# Task objective
Repeat the records below exactly, leaving out every picture.
——
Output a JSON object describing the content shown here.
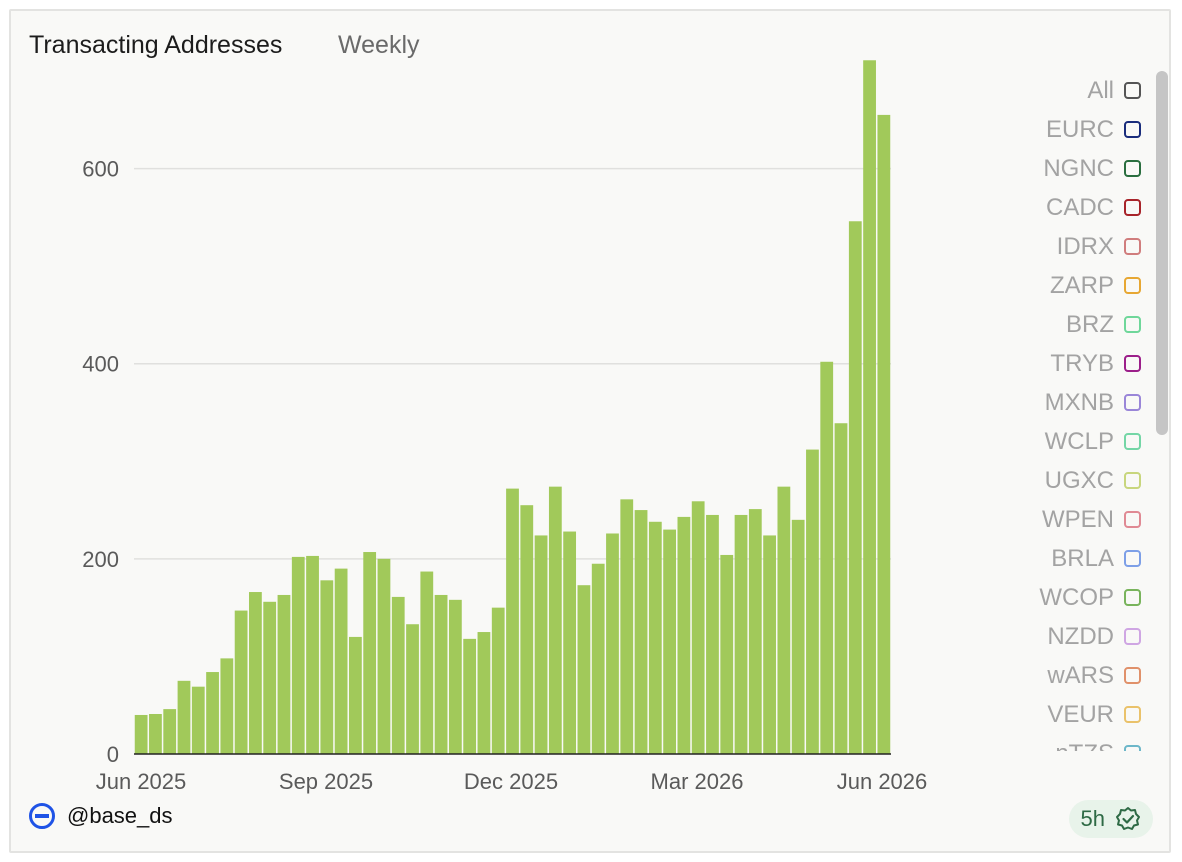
{
  "header": {
    "title": "Transacting Addresses",
    "subtitle": "Weekly"
  },
  "footer": {
    "brand": "@base_ds",
    "freshness": "5h"
  },
  "legend": {
    "items": [
      {
        "label": "All",
        "color": "#555555"
      },
      {
        "label": "EURC",
        "color": "#1a2d7c"
      },
      {
        "label": "NGNC",
        "color": "#2a6e3f"
      },
      {
        "label": "CADC",
        "color": "#a8242a"
      },
      {
        "label": "IDRX",
        "color": "#d07d7d"
      },
      {
        "label": "ZARP",
        "color": "#e7a733"
      },
      {
        "label": "BRZ",
        "color": "#6fd79a"
      },
      {
        "label": "TRYB",
        "color": "#9c1f8a"
      },
      {
        "label": "MXNB",
        "color": "#9a86d8"
      },
      {
        "label": "WCLP",
        "color": "#74d6a6"
      },
      {
        "label": "UGXC",
        "color": "#c8d67d"
      },
      {
        "label": "WPEN",
        "color": "#e08a94"
      },
      {
        "label": "BRLA",
        "color": "#7d9fe7"
      },
      {
        "label": "WCOP",
        "color": "#79b45c"
      },
      {
        "label": "NZDD",
        "color": "#cfa6e3"
      },
      {
        "label": "wARS",
        "color": "#e0916a"
      },
      {
        "label": "VEUR",
        "color": "#eac26a"
      },
      {
        "label": "nTZS",
        "color": "#6db7c9"
      }
    ]
  },
  "chart_data": {
    "type": "bar",
    "bar_color": "#a1c95a",
    "ylim": [
      0,
      700
    ],
    "yticks": [
      0,
      200,
      400,
      600
    ],
    "grid": true,
    "legend_position": "right",
    "x_tick_labels": [
      "Jun 2025",
      "Sep 2025",
      "Dec 2025",
      "Mar 2026",
      "Jun 2026"
    ],
    "series": [
      {
        "values": [
          40,
          41,
          46,
          75,
          69,
          84,
          98,
          147,
          166,
          156,
          163,
          202,
          203,
          178,
          190,
          120,
          207,
          200,
          161,
          133,
          187,
          163,
          158,
          118,
          125,
          150,
          272,
          255,
          224,
          274,
          228,
          173,
          195,
          226,
          261,
          250,
          238,
          230,
          243,
          259,
          245,
          204,
          245,
          251,
          224,
          274,
          240,
          312,
          402,
          339,
          546,
          711,
          655
        ]
      }
    ]
  }
}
——
# Right answer
Output a JSON object describing the content shown here.
{
  "header": {
    "title": "Transacting Addresses",
    "subtitle": "Weekly"
  },
  "footer": {
    "brand": "@base_ds",
    "freshness": "5h"
  },
  "legend": {
    "items": [
      {
        "label": "All",
        "color": "#555555"
      },
      {
        "label": "EURC",
        "color": "#1a2d7c"
      },
      {
        "label": "NGNC",
        "color": "#2a6e3f"
      },
      {
        "label": "CADC",
        "color": "#a8242a"
      },
      {
        "label": "IDRX",
        "color": "#d07d7d"
      },
      {
        "label": "ZARP",
        "color": "#e7a733"
      },
      {
        "label": "BRZ",
        "color": "#6fd79a"
      },
      {
        "label": "TRYB",
        "color": "#9c1f8a"
      },
      {
        "label": "MXNB",
        "color": "#9a86d8"
      },
      {
        "label": "WCLP",
        "color": "#74d6a6"
      },
      {
        "label": "UGXC",
        "color": "#c8d67d"
      },
      {
        "label": "WPEN",
        "color": "#e08a94"
      },
      {
        "label": "BRLA",
        "color": "#7d9fe7"
      },
      {
        "label": "WCOP",
        "color": "#79b45c"
      },
      {
        "label": "NZDD",
        "color": "#cfa6e3"
      },
      {
        "label": "wARS",
        "color": "#e0916a"
      },
      {
        "label": "VEUR",
        "color": "#eac26a"
      },
      {
        "label": "nTZS",
        "color": "#6db7c9"
      }
    ]
  },
  "chart_data": {
    "type": "bar",
    "bar_color": "#a1c95a",
    "ylim": [
      0,
      700
    ],
    "yticks": [
      0,
      200,
      400,
      600
    ],
    "grid": true,
    "legend_position": "right",
    "x_tick_labels": [
      "Jun 2025",
      "Sep 2025",
      "Dec 2025",
      "Mar 2026",
      "Jun 2026"
    ],
    "series": [
      {
        "values": [
          40,
          41,
          46,
          75,
          69,
          84,
          98,
          147,
          166,
          156,
          163,
          202,
          203,
          178,
          190,
          120,
          207,
          200,
          161,
          133,
          187,
          163,
          158,
          118,
          125,
          150,
          272,
          255,
          224,
          274,
          228,
          173,
          195,
          226,
          261,
          250,
          238,
          230,
          243,
          259,
          245,
          204,
          245,
          251,
          224,
          274,
          240,
          312,
          402,
          339,
          546,
          711,
          655
        ]
      }
    ]
  }
}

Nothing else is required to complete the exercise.